## [STATED TASK]
Can you print the data exactly and leave out each image?
=======
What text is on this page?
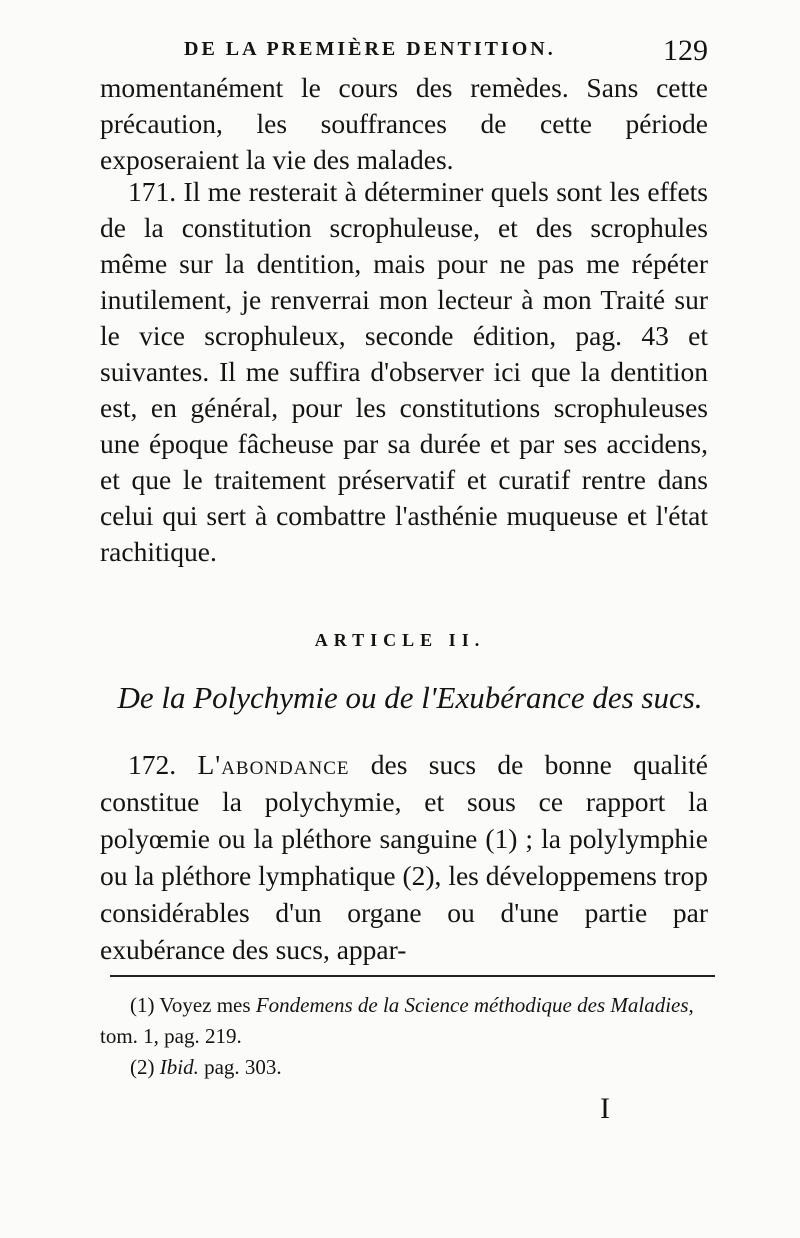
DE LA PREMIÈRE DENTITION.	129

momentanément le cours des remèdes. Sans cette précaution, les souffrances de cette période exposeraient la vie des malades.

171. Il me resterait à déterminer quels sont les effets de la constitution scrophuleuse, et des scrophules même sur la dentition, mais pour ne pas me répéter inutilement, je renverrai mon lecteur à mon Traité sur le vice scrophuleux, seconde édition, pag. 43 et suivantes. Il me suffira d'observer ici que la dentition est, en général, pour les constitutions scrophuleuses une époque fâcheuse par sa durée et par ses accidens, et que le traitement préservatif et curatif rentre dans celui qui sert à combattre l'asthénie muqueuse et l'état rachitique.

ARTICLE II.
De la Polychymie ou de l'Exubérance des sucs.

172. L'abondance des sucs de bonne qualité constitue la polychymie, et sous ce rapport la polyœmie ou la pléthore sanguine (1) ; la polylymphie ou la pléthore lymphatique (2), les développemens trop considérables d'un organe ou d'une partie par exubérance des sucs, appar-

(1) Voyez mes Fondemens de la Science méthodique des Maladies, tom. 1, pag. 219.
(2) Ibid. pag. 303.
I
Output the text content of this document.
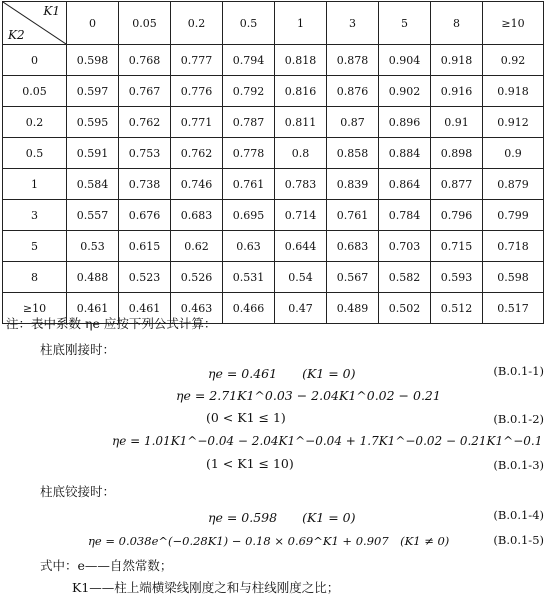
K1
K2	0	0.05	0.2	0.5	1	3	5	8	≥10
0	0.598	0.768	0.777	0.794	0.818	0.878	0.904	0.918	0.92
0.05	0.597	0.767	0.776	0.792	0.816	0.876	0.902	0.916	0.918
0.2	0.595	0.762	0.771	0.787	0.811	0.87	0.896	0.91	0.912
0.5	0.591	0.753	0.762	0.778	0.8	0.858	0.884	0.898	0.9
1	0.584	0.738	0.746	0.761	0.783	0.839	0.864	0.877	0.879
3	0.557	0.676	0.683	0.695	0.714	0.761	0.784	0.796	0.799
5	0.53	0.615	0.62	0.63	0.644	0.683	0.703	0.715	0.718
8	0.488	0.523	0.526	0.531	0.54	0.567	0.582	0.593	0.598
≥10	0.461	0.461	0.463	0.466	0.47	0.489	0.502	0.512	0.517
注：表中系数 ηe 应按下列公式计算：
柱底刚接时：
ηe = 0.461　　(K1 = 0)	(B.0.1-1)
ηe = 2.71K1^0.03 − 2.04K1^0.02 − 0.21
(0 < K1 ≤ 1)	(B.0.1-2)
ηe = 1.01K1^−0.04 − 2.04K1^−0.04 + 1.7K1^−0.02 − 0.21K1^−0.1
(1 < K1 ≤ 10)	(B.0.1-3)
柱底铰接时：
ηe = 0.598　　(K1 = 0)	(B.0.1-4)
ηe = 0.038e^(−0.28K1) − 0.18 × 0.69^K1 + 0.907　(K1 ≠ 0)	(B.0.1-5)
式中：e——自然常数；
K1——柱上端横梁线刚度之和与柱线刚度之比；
=======
## [ANSWER FOR THIS EXERCISE]
What text is on this page?
DE LA PREMIÈRE DENTITION.	129

momentanément le cours des remèdes. Sans cette précaution, les souffrances de cette période exposeraient la vie des malades.

171. Il me resterait à déterminer quels sont les effets de la constitution scrophuleuse, et des scrophules même sur la dentition, mais pour ne pas me répéter inutilement, je renverrai mon lecteur à mon Traité sur le vice scrophuleux, seconde édition, pag. 43 et suivantes. Il me suffira d'observer ici que la dentition est, en général, pour les constitutions scrophuleuses une époque fâcheuse par sa durée et par ses accidens, et que le traitement préservatif et curatif rentre dans celui qui sert à combattre l'asthénie muqueuse et l'état rachitique.

ARTICLE II.
De la Polychymie ou de l'Exubérance des sucs.

172. L'abondance des sucs de bonne qualité constitue la polychymie, et sous ce rapport la polyœmie ou la pléthore sanguine (1) ; la polylymphie ou la pléthore lymphatique (2), les développemens trop considérables d'un organe ou d'une partie par exubérance des sucs, appar-

(1) Voyez mes Fondemens de la Science méthodique des Maladies, tom. 1, pag. 219.
(2) Ibid. pag. 303.
I
Output the text content of this document.
K1
K2	0	0.05	0.2	0.5	1	3	5	8	≥10
0	0.598	0.768	0.777	0.794	0.818	0.878	0.904	0.918	0.92
0.05	0.597	0.767	0.776	0.792	0.816	0.876	0.902	0.916	0.918
0.2	0.595	0.762	0.771	0.787	0.811	0.87	0.896	0.91	0.912
0.5	0.591	0.753	0.762	0.778	0.8	0.858	0.884	0.898	0.9
1	0.584	0.738	0.746	0.761	0.783	0.839	0.864	0.877	0.879
3	0.557	0.676	0.683	0.695	0.714	0.761	0.784	0.796	0.799
5	0.53	0.615	0.62	0.63	0.644	0.683	0.703	0.715	0.718
8	0.488	0.523	0.526	0.531	0.54	0.567	0.582	0.593	0.598
≥10	0.461	0.461	0.463	0.466	0.47	0.489	0.502	0.512	0.517
注：表中系数 ηe 应按下列公式计算：
柱底刚接时：
ηe = 0.461　　(K1 = 0)	(B.0.1-1)
ηe = 2.71K1^0.03 − 2.04K1^0.02 − 0.21
(0 < K1 ≤ 1)	(B.0.1-2)
ηe = 1.01K1^−0.04 − 2.04K1^−0.04 + 1.7K1^−0.02 − 0.21K1^−0.1
(1 < K1 ≤ 10)	(B.0.1-3)
柱底铰接时：
ηe = 0.598　　(K1 = 0)	(B.0.1-4)
ηe = 0.038e^(−0.28K1) − 0.18 × 0.69^K1 + 0.907　(K1 ≠ 0)	(B.0.1-5)
式中：e——自然常数；
K1——柱上端横梁线刚度之和与柱线刚度之比；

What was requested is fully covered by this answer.